Read the entries below and pull out each line with the string "fill".

━━━━━━━━━━━━━━━━

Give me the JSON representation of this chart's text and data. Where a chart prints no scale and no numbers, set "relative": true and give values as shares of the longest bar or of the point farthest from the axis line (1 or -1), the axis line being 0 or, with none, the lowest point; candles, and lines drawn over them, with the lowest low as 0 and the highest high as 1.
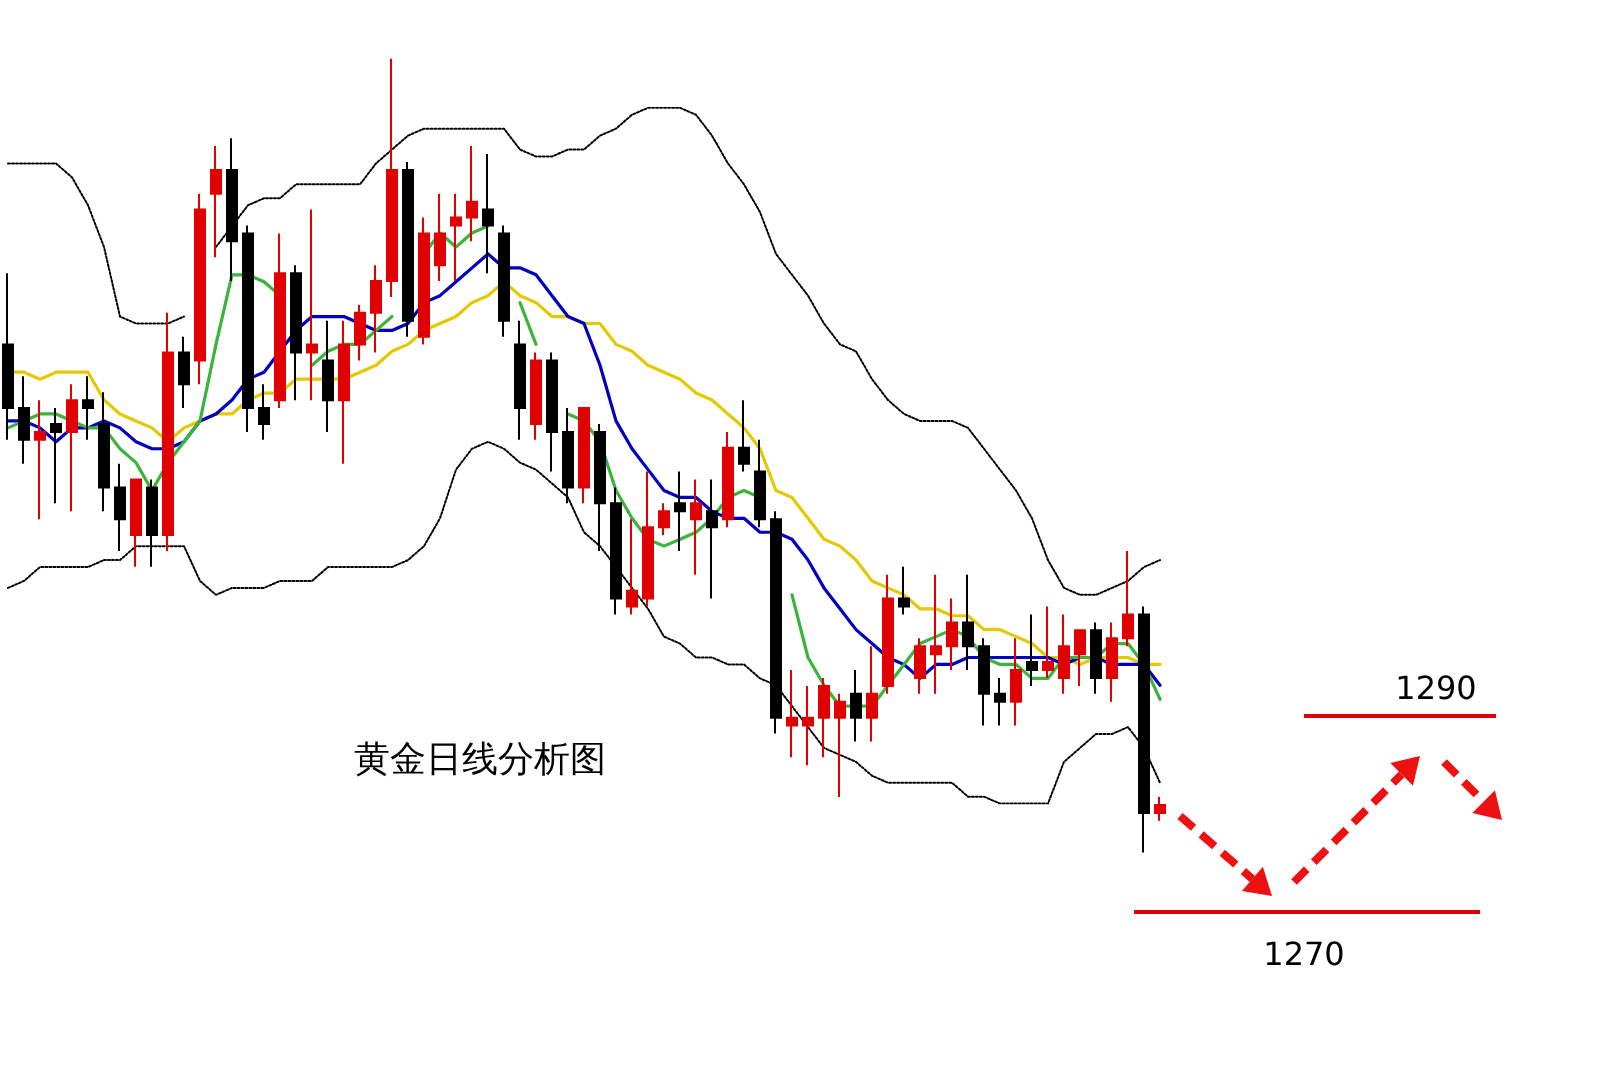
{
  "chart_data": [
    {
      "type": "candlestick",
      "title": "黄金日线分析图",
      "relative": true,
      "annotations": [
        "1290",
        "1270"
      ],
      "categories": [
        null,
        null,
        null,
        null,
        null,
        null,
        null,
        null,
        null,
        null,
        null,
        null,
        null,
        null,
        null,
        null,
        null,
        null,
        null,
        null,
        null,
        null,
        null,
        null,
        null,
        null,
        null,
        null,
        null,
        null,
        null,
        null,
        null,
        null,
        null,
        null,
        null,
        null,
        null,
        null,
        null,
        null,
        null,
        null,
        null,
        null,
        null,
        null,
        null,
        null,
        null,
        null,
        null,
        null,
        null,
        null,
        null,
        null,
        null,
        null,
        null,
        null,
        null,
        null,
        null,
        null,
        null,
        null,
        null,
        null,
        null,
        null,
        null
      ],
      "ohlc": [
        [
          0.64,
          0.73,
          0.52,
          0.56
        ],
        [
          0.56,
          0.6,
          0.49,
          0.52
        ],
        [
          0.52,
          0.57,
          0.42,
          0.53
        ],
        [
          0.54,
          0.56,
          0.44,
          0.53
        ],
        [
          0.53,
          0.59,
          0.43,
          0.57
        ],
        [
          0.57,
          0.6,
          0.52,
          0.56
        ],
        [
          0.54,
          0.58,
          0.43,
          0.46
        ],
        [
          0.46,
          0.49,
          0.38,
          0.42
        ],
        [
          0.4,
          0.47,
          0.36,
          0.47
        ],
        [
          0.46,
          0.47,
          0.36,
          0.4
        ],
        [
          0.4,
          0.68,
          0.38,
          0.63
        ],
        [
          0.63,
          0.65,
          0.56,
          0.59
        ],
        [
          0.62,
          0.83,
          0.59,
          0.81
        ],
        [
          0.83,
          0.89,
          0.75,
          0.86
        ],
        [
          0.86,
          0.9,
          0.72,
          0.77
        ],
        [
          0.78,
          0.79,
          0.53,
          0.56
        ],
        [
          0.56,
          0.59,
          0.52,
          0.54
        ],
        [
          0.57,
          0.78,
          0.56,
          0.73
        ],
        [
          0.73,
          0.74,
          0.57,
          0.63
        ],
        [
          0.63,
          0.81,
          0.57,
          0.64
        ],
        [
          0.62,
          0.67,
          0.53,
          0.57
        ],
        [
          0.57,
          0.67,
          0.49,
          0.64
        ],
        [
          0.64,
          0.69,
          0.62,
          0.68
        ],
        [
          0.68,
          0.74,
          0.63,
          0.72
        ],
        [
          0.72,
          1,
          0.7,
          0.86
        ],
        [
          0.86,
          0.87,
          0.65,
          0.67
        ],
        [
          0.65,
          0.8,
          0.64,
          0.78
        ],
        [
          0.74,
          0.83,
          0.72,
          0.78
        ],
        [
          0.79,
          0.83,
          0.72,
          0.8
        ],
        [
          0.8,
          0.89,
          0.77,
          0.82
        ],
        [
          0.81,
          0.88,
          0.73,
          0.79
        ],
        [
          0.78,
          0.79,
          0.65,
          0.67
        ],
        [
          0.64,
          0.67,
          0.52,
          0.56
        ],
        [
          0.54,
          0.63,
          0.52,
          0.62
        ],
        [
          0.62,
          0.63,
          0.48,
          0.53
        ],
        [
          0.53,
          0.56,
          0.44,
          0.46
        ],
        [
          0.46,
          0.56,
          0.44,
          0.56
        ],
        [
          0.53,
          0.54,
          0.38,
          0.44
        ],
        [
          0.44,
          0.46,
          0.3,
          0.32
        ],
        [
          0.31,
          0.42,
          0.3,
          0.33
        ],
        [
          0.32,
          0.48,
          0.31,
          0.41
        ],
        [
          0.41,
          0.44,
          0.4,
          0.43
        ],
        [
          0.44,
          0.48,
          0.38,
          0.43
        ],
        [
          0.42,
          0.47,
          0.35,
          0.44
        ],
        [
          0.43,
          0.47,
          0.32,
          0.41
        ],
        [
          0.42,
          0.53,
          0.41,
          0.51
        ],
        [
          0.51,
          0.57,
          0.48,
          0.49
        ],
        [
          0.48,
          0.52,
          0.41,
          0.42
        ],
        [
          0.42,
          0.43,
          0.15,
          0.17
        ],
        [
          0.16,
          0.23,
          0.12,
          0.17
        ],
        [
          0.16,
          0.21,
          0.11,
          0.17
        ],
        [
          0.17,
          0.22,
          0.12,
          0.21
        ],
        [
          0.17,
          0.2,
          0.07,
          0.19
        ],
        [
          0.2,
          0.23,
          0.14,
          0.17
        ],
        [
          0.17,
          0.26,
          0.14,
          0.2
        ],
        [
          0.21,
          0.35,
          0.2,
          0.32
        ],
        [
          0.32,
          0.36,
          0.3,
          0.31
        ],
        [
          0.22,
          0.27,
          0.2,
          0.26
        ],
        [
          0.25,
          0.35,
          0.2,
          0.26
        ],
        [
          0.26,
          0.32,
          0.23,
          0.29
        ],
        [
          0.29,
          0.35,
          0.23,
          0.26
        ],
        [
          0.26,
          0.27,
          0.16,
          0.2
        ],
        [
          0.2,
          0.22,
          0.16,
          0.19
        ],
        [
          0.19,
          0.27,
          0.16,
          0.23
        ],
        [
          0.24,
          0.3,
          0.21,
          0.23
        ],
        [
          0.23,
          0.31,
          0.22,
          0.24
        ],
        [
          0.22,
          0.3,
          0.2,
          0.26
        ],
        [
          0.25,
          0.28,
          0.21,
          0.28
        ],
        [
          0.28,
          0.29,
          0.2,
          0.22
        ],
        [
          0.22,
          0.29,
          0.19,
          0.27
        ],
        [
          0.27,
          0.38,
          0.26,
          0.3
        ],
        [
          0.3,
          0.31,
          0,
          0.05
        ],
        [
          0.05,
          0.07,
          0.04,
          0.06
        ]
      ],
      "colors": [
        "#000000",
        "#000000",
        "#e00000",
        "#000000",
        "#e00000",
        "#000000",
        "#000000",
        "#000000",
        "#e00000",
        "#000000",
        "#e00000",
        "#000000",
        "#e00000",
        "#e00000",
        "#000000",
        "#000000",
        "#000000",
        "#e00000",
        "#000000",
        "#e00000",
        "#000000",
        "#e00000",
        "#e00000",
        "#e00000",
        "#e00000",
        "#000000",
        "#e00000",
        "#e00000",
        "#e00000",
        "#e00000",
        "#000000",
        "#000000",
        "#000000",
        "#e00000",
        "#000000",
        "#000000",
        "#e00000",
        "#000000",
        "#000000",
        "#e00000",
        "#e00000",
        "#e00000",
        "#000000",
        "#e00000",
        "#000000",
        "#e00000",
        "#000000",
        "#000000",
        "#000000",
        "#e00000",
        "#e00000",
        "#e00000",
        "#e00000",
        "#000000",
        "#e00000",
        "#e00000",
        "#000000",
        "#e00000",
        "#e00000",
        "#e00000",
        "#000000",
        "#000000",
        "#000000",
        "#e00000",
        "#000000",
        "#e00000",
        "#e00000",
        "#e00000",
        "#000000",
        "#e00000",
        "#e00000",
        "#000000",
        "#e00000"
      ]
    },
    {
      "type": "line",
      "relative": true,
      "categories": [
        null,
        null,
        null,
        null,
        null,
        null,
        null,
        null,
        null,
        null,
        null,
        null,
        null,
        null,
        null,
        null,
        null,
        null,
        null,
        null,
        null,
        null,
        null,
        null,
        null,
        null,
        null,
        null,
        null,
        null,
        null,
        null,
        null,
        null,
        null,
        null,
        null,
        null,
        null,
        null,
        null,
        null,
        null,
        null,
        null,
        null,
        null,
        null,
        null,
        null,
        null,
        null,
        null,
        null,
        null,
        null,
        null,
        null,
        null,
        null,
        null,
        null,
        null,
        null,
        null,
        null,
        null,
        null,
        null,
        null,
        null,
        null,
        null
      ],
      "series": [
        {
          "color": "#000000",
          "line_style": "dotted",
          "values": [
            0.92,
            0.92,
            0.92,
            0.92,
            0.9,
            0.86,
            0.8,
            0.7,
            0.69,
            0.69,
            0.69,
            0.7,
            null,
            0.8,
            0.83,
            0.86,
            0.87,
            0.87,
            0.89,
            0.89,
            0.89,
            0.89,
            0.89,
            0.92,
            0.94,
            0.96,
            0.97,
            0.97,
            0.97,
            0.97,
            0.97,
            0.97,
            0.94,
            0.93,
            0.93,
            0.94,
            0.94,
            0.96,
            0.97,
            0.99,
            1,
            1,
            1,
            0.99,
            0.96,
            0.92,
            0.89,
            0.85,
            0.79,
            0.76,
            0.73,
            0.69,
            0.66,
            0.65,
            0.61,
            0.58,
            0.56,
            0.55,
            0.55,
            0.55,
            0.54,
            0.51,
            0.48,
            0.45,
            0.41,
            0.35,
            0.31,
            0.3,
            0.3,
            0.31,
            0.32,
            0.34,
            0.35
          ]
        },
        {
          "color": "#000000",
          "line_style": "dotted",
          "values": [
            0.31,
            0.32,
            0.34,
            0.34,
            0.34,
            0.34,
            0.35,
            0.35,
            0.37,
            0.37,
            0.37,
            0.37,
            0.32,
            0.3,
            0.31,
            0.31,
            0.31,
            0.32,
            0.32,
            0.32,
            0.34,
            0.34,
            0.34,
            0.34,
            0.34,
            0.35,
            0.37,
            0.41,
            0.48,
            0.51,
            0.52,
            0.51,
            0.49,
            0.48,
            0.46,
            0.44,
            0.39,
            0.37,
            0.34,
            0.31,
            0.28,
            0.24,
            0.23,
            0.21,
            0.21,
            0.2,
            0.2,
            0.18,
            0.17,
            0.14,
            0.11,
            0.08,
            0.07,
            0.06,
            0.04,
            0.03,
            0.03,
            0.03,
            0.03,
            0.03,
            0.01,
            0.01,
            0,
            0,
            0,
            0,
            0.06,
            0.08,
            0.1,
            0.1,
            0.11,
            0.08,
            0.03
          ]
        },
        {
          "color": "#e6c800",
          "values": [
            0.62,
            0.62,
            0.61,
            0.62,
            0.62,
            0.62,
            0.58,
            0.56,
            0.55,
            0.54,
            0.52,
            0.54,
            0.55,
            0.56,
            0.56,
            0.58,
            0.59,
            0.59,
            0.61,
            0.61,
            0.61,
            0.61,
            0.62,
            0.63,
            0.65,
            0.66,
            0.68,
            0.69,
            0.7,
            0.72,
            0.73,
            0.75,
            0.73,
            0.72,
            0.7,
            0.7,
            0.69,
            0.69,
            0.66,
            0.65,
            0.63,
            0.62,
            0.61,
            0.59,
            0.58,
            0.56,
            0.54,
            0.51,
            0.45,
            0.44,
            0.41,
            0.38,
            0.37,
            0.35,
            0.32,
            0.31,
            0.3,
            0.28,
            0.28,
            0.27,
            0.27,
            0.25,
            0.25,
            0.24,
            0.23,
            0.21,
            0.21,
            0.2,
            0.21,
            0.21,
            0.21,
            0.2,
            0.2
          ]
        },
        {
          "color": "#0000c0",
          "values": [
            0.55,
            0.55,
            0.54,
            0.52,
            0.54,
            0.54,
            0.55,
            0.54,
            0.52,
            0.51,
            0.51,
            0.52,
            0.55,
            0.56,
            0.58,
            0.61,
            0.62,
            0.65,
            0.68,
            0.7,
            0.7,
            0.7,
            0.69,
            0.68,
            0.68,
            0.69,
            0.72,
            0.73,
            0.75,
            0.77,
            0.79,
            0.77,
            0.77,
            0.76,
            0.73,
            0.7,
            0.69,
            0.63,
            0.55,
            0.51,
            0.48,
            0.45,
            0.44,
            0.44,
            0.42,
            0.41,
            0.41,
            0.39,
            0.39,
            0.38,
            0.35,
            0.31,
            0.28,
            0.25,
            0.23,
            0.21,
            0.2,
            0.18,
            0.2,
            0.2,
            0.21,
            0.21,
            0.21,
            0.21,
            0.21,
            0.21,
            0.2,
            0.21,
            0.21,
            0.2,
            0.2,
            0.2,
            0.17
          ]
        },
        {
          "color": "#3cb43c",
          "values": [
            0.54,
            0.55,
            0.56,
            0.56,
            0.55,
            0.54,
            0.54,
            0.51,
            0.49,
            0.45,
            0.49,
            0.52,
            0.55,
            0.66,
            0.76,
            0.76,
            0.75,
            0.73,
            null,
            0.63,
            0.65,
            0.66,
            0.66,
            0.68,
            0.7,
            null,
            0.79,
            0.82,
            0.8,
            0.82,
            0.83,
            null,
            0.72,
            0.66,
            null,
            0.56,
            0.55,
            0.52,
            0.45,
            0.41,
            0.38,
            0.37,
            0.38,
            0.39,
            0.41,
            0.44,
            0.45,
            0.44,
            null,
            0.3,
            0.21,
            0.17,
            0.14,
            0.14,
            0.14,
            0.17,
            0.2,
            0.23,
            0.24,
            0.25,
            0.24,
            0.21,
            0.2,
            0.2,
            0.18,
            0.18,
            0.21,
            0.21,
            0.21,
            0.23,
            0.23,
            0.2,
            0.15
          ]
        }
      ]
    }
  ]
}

━━━━━━━━━━━━━━━━

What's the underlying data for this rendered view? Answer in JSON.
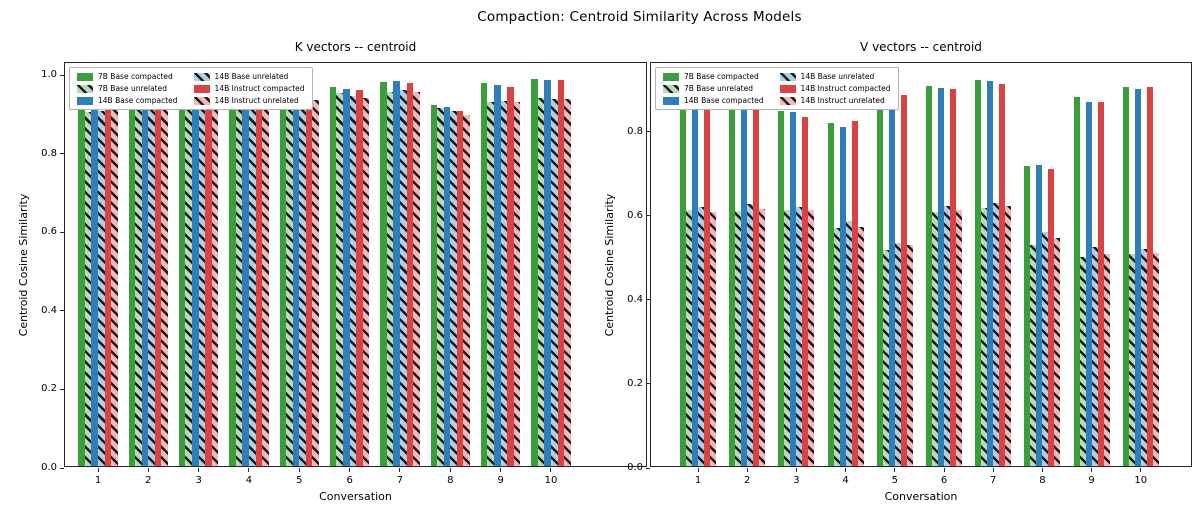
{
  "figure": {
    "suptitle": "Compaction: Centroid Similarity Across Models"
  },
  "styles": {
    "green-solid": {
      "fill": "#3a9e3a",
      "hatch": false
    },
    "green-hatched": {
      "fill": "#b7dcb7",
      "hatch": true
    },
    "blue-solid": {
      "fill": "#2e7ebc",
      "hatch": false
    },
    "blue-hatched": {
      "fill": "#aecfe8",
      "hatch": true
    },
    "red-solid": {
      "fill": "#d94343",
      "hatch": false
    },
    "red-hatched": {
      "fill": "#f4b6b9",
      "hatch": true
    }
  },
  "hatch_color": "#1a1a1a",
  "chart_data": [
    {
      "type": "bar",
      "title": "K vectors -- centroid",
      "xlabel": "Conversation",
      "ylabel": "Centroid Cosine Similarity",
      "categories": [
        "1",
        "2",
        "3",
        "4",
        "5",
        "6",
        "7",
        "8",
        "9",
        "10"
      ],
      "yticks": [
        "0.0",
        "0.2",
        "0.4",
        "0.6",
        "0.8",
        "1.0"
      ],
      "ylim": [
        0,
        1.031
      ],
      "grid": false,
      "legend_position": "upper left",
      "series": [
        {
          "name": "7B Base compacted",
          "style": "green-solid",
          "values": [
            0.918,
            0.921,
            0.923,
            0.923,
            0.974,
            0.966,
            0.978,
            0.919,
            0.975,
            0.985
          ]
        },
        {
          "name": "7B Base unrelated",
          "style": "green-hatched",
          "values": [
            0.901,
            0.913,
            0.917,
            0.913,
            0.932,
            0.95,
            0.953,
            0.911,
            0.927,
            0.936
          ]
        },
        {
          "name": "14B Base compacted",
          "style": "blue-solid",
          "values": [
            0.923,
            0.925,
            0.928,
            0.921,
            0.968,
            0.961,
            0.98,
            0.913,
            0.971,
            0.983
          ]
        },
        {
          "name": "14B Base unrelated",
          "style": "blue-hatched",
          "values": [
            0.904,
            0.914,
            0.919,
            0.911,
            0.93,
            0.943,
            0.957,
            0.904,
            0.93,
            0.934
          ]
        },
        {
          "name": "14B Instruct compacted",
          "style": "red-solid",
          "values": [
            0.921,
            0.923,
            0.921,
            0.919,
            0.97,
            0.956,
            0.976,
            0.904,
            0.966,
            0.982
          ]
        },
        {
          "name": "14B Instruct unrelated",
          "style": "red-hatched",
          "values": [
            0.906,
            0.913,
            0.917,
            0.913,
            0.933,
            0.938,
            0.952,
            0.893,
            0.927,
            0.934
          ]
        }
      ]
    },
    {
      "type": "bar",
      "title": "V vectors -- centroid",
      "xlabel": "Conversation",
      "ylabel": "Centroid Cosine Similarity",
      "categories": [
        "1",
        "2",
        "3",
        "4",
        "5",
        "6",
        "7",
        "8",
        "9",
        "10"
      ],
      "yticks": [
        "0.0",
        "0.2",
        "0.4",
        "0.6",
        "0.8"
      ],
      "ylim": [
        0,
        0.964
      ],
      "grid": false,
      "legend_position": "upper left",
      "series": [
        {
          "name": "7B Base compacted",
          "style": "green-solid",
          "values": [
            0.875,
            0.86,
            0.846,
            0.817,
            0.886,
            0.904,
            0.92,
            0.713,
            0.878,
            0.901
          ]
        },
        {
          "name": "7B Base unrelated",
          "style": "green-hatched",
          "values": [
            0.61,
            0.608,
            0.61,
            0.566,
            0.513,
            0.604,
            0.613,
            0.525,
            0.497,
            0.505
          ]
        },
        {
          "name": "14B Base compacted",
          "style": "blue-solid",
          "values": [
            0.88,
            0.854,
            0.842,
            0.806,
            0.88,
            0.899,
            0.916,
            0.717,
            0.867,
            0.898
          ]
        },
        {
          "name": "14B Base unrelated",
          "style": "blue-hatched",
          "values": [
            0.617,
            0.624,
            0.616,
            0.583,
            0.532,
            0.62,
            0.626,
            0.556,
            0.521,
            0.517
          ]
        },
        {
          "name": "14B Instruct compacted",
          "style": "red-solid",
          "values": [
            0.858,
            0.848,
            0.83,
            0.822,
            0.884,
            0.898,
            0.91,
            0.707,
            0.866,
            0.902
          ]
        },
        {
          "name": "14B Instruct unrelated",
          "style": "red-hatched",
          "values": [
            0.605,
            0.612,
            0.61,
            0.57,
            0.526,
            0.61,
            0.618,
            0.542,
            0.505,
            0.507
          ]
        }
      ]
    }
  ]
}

━━━━━━━━━━━━━━━━

- _THE SOLUTION_
      "fill": "#3a9e3a",
      "fill": "#b7dcb7",
      "fill": "#2e7ebc",
      "fill": "#aecfe8",
      "fill": "#d94343",
      "fill": "#f4b6b9",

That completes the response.